## STATED TASK
Copy every line of the following data that includes the string "entsorgt".

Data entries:
^^^^^^^^
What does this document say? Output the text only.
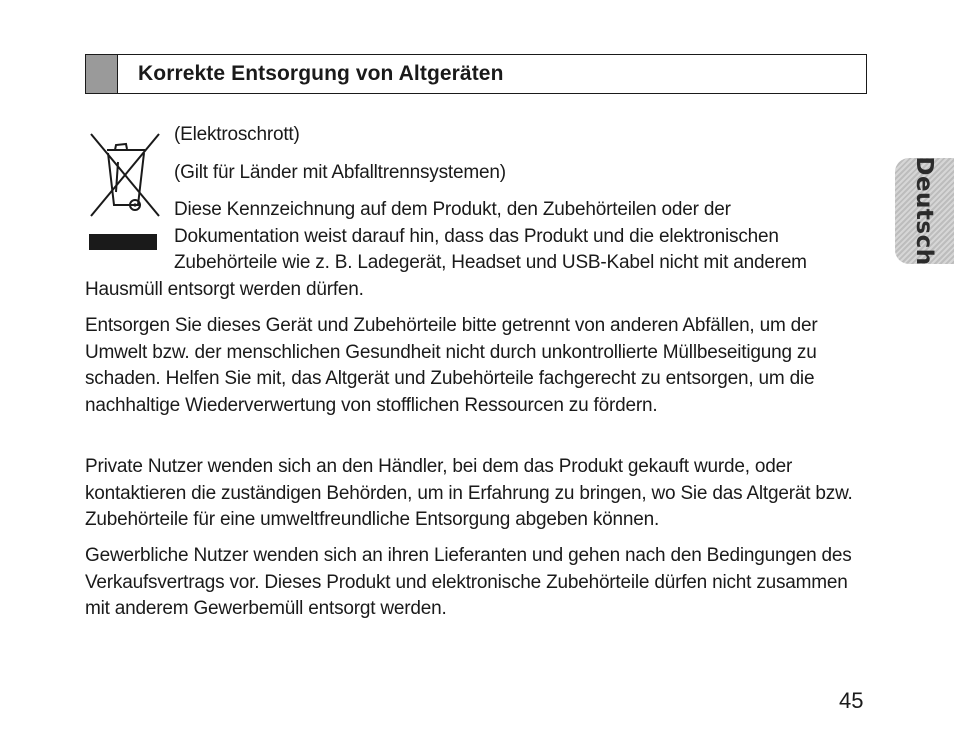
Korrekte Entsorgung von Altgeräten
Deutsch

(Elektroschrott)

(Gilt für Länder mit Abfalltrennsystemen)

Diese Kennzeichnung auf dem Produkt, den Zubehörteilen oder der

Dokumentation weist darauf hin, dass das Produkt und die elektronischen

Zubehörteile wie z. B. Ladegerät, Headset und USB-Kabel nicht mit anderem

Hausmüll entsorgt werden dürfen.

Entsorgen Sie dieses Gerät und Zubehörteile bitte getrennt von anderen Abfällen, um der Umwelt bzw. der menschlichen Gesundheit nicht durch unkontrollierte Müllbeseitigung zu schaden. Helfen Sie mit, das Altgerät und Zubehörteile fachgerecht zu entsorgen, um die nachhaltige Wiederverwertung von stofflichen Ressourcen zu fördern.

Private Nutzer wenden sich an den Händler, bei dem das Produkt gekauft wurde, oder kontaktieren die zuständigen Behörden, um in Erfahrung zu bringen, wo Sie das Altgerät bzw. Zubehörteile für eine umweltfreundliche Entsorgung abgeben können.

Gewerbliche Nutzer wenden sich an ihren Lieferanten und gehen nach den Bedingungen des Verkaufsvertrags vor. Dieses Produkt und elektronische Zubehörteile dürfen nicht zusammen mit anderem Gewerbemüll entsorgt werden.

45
^^^^^^^^
## PROBLEM SOLUTION
Hausmüll entsorgt werden dürfen.
Gewerbliche Nutzer wenden sich an ihren Lieferanten und gehen nach den Bedingungen des Verkaufsvertrags vor. Dieses Produkt und elektronische Zubehörteile dürfen nicht zusammen mit anderem Gewerbemüll entsorgt werden.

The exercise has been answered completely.